In the entries below, find every line holding the string "juin" and collect it.

+--

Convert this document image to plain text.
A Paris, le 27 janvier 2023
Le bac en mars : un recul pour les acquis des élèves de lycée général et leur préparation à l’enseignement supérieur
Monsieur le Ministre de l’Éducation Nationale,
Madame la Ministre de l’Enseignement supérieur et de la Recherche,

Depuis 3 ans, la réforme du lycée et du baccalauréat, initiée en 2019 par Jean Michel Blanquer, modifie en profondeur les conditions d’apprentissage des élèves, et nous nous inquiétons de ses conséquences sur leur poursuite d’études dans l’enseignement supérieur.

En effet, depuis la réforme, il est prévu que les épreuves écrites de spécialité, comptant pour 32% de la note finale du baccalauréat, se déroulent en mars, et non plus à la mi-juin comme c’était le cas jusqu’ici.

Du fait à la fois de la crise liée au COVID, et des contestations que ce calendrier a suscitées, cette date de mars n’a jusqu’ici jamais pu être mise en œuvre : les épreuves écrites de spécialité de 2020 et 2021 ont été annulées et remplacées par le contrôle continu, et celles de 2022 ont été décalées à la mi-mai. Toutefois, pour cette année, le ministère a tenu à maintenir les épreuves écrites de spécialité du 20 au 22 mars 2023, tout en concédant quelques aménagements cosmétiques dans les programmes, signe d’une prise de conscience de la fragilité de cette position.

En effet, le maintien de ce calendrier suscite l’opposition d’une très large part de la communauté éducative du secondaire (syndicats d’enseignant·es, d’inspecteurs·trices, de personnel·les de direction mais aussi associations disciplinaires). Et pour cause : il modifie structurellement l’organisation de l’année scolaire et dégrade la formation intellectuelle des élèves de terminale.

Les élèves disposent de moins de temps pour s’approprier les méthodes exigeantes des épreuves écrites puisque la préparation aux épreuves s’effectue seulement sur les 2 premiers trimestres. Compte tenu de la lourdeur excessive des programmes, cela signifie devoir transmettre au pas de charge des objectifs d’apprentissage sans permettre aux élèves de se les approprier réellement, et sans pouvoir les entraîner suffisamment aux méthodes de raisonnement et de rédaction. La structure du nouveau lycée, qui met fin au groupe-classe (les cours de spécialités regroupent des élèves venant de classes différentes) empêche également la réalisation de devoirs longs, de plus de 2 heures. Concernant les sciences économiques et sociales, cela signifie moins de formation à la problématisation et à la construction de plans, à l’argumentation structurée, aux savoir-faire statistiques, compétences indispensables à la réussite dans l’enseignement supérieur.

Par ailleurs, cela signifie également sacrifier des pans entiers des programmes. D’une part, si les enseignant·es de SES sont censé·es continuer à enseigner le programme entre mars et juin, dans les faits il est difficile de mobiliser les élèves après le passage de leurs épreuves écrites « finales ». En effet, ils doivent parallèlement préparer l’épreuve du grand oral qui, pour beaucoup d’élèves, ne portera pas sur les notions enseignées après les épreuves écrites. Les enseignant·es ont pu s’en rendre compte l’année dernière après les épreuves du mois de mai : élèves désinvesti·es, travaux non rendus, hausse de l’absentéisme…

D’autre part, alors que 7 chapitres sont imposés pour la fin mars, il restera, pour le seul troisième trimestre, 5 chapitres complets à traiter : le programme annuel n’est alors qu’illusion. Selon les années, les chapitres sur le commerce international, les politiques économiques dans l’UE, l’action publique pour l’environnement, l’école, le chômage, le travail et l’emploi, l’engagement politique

+--

FINAL RESULT:
En effet, depuis la réforme, il est prévu que les épreuves écrites de spécialité, comptant pour 32% de la note finale du baccalauréat, se déroulent en mars, et non plus à la mi-juin comme c’était le cas jusqu’ici.
Par ailleurs, cela signifie également sacrifier des pans entiers des programmes. D’une part, si les enseignant·es de SES sont censé·es continuer à enseigner le programme entre mars et juin, dans les faits il est difficile de mobiliser les élèves après le passage de leurs épreuves écrites « finales ». En effet, ils doivent parallèlement préparer l’épreuve du grand oral qui, pour beaucoup d’élèves, ne portera pas sur les notions enseignées après les épreuves écrites. Les enseignant·es ont pu s’en rendre compte l’année dernière après les épreuves du mois de mai : élèves désinvesti·es, travaux non rendus, hausse de l’absentéisme…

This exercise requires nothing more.